- **Available records**
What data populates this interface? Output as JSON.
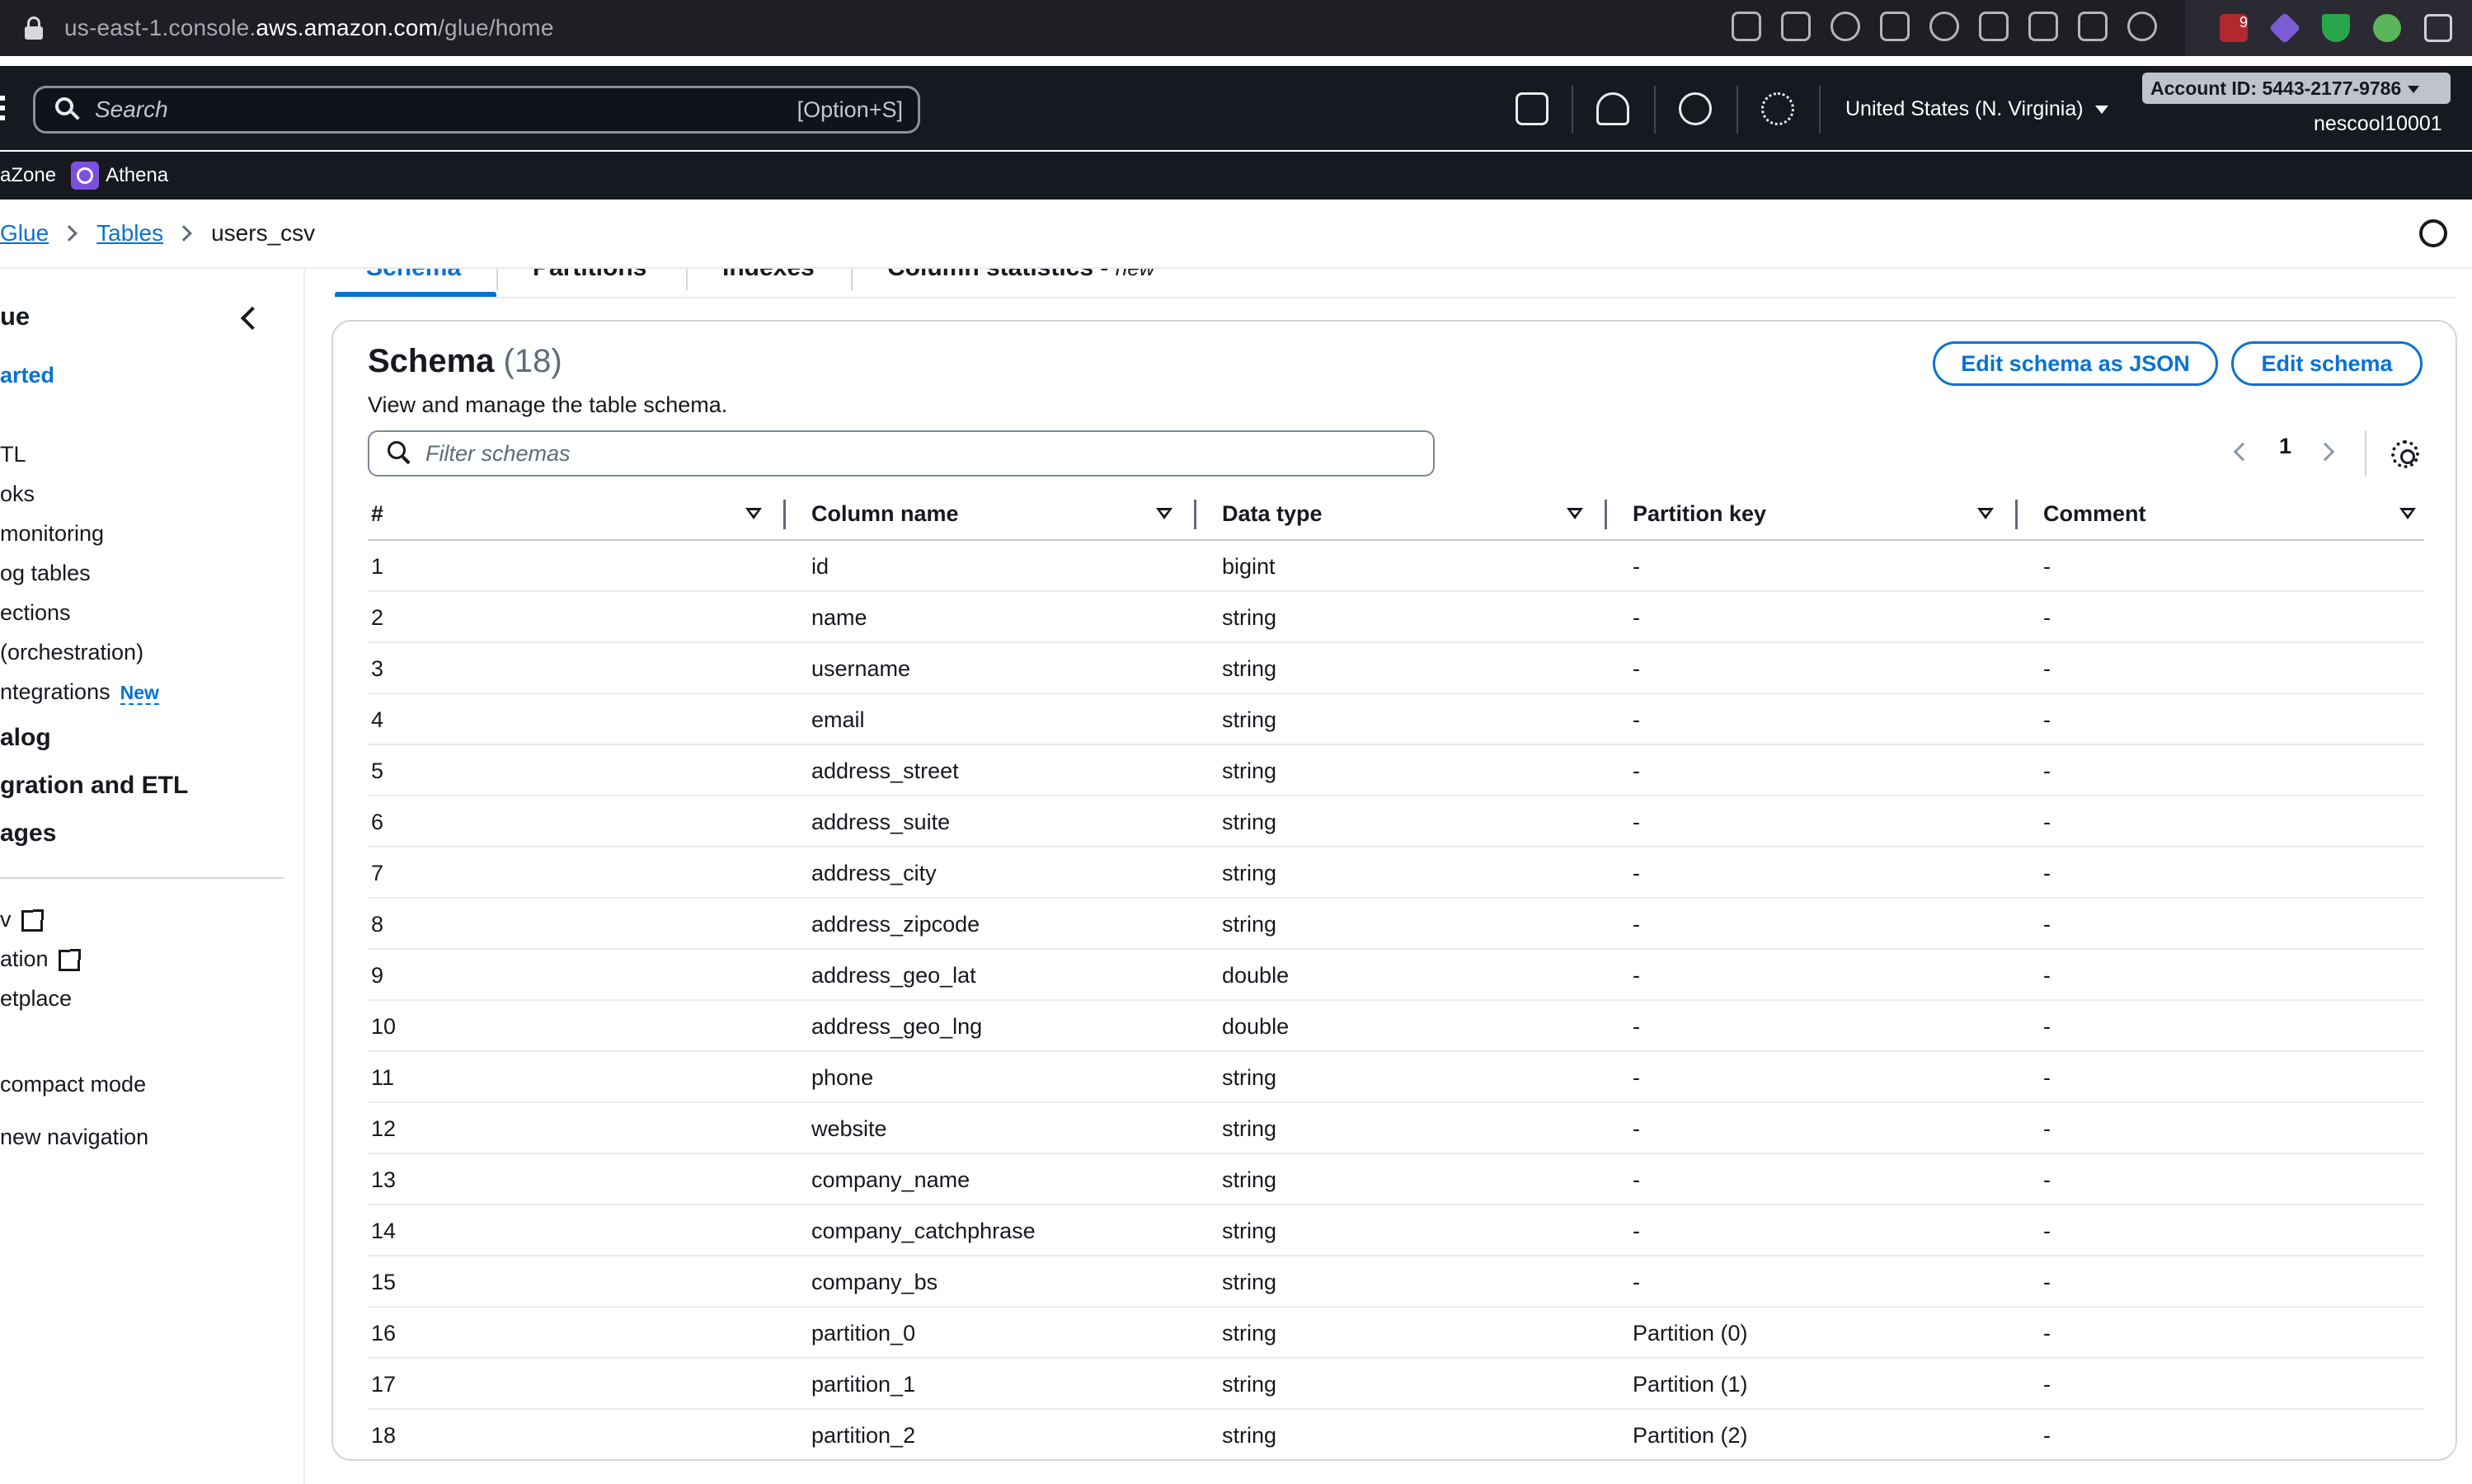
{
  "browser": {
    "url_prefix": "us-east-1.console.",
    "url_host": "aws.amazon.com",
    "url_path": "/glue/home",
    "extension_badge": "9"
  },
  "aws_nav": {
    "search_placeholder": "Search",
    "search_shortcut": "[Option+S]",
    "region": "United States (N. Virginia)",
    "account": "Account ID: 5443-2177-9786",
    "username": "nescool10001"
  },
  "shortcuts": [
    {
      "label": "aZone"
    },
    {
      "label": "Athena"
    }
  ],
  "breadcrumb": {
    "items": [
      "Glue",
      "Tables"
    ],
    "current": "users_csv"
  },
  "sidebar": {
    "title": "ue",
    "getting_started": "arted",
    "items": [
      "TL",
      "oks",
      " monitoring",
      "og tables",
      "ections",
      " (orchestration)",
      "ntegrations"
    ],
    "new_badge": "New",
    "sections": [
      "alog",
      "gration and ETL",
      "ages"
    ],
    "links": [
      "v",
      "ation",
      "etplace"
    ],
    "settings": [
      "compact mode",
      "new navigation"
    ]
  },
  "tabs": {
    "items": [
      "Schema",
      "Partitions",
      "Indexes",
      "Column statistics"
    ],
    "new_label": "new"
  },
  "schema": {
    "title": "Schema",
    "count": "(18)",
    "description": "View and manage the table schema.",
    "edit_json_button": "Edit schema as JSON",
    "edit_button": "Edit schema",
    "filter_placeholder": "Filter schemas",
    "page": "1",
    "columns": [
      "#",
      "Column name",
      "Data type",
      "Partition key",
      "Comment"
    ],
    "rows": [
      {
        "num": "1",
        "name": "id",
        "type": "bigint",
        "partition": "-",
        "comment": "-"
      },
      {
        "num": "2",
        "name": "name",
        "type": "string",
        "partition": "-",
        "comment": "-"
      },
      {
        "num": "3",
        "name": "username",
        "type": "string",
        "partition": "-",
        "comment": "-"
      },
      {
        "num": "4",
        "name": "email",
        "type": "string",
        "partition": "-",
        "comment": "-"
      },
      {
        "num": "5",
        "name": "address_street",
        "type": "string",
        "partition": "-",
        "comment": "-"
      },
      {
        "num": "6",
        "name": "address_suite",
        "type": "string",
        "partition": "-",
        "comment": "-"
      },
      {
        "num": "7",
        "name": "address_city",
        "type": "string",
        "partition": "-",
        "comment": "-"
      },
      {
        "num": "8",
        "name": "address_zipcode",
        "type": "string",
        "partition": "-",
        "comment": "-"
      },
      {
        "num": "9",
        "name": "address_geo_lat",
        "type": "double",
        "partition": "-",
        "comment": "-"
      },
      {
        "num": "10",
        "name": "address_geo_lng",
        "type": "double",
        "partition": "-",
        "comment": "-"
      },
      {
        "num": "11",
        "name": "phone",
        "type": "string",
        "partition": "-",
        "comment": "-"
      },
      {
        "num": "12",
        "name": "website",
        "type": "string",
        "partition": "-",
        "comment": "-"
      },
      {
        "num": "13",
        "name": "company_name",
        "type": "string",
        "partition": "-",
        "comment": "-"
      },
      {
        "num": "14",
        "name": "company_catchphrase",
        "type": "string",
        "partition": "-",
        "comment": "-"
      },
      {
        "num": "15",
        "name": "company_bs",
        "type": "string",
        "partition": "-",
        "comment": "-"
      },
      {
        "num": "16",
        "name": "partition_0",
        "type": "string",
        "partition": "Partition (0)",
        "comment": "-"
      },
      {
        "num": "17",
        "name": "partition_1",
        "type": "string",
        "partition": "Partition (1)",
        "comment": "-"
      },
      {
        "num": "18",
        "name": "partition_2",
        "type": "string",
        "partition": "Partition (2)",
        "comment": "-"
      }
    ]
  },
  "colors": {
    "link": "#0972d3",
    "nav_bg": "#16191f",
    "border": "#d1d5db"
  }
}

- **Stated goal**
Transcribe every entry above exactly. Omit all pictures.

- **Correct answer**
What data populates this interface? Output as JSON.
{
  "browser": {
    "url_prefix": "us-east-1.console.",
    "url_host": "aws.amazon.com",
    "url_path": "/glue/home",
    "extension_badge": "9"
  },
  "aws_nav": {
    "search_placeholder": "Search",
    "search_shortcut": "[Option+S]",
    "region": "United States (N. Virginia)",
    "account": "Account ID: 5443-2177-9786",
    "username": "nescool10001"
  },
  "shortcuts": [
    {
      "label": "aZone"
    },
    {
      "label": "Athena"
    }
  ],
  "breadcrumb": {
    "items": [
      "Glue",
      "Tables"
    ],
    "current": "users_csv"
  },
  "sidebar": {
    "title": "ue",
    "getting_started": "arted",
    "items": [
      "TL",
      "oks",
      " monitoring",
      "og tables",
      "ections",
      " (orchestration)",
      "ntegrations"
    ],
    "new_badge": "New",
    "sections": [
      "alog",
      "gration and ETL",
      "ages"
    ],
    "links": [
      "v",
      "ation",
      "etplace"
    ],
    "settings": [
      "compact mode",
      "new navigation"
    ]
  },
  "tabs": {
    "items": [
      "Schema",
      "Partitions",
      "Indexes",
      "Column statistics"
    ],
    "new_label": "new"
  },
  "schema": {
    "title": "Schema",
    "count": "(18)",
    "description": "View and manage the table schema.",
    "edit_json_button": "Edit schema as JSON",
    "edit_button": "Edit schema",
    "filter_placeholder": "Filter schemas",
    "page": "1",
    "columns": [
      "#",
      "Column name",
      "Data type",
      "Partition key",
      "Comment"
    ],
    "rows": [
      {
        "num": "1",
        "name": "id",
        "type": "bigint",
        "partition": "-",
        "comment": "-"
      },
      {
        "num": "2",
        "name": "name",
        "type": "string",
        "partition": "-",
        "comment": "-"
      },
      {
        "num": "3",
        "name": "username",
        "type": "string",
        "partition": "-",
        "comment": "-"
      },
      {
        "num": "4",
        "name": "email",
        "type": "string",
        "partition": "-",
        "comment": "-"
      },
      {
        "num": "5",
        "name": "address_street",
        "type": "string",
        "partition": "-",
        "comment": "-"
      },
      {
        "num": "6",
        "name": "address_suite",
        "type": "string",
        "partition": "-",
        "comment": "-"
      },
      {
        "num": "7",
        "name": "address_city",
        "type": "string",
        "partition": "-",
        "comment": "-"
      },
      {
        "num": "8",
        "name": "address_zipcode",
        "type": "string",
        "partition": "-",
        "comment": "-"
      },
      {
        "num": "9",
        "name": "address_geo_lat",
        "type": "double",
        "partition": "-",
        "comment": "-"
      },
      {
        "num": "10",
        "name": "address_geo_lng",
        "type": "double",
        "partition": "-",
        "comment": "-"
      },
      {
        "num": "11",
        "name": "phone",
        "type": "string",
        "partition": "-",
        "comment": "-"
      },
      {
        "num": "12",
        "name": "website",
        "type": "string",
        "partition": "-",
        "comment": "-"
      },
      {
        "num": "13",
        "name": "company_name",
        "type": "string",
        "partition": "-",
        "comment": "-"
      },
      {
        "num": "14",
        "name": "company_catchphrase",
        "type": "string",
        "partition": "-",
        "comment": "-"
      },
      {
        "num": "15",
        "name": "company_bs",
        "type": "string",
        "partition": "-",
        "comment": "-"
      },
      {
        "num": "16",
        "name": "partition_0",
        "type": "string",
        "partition": "Partition (0)",
        "comment": "-"
      },
      {
        "num": "17",
        "name": "partition_1",
        "type": "string",
        "partition": "Partition (1)",
        "comment": "-"
      },
      {
        "num": "18",
        "name": "partition_2",
        "type": "string",
        "partition": "Partition (2)",
        "comment": "-"
      }
    ]
  },
  "colors": {
    "link": "#0972d3",
    "nav_bg": "#16191f",
    "border": "#d1d5db"
  }
}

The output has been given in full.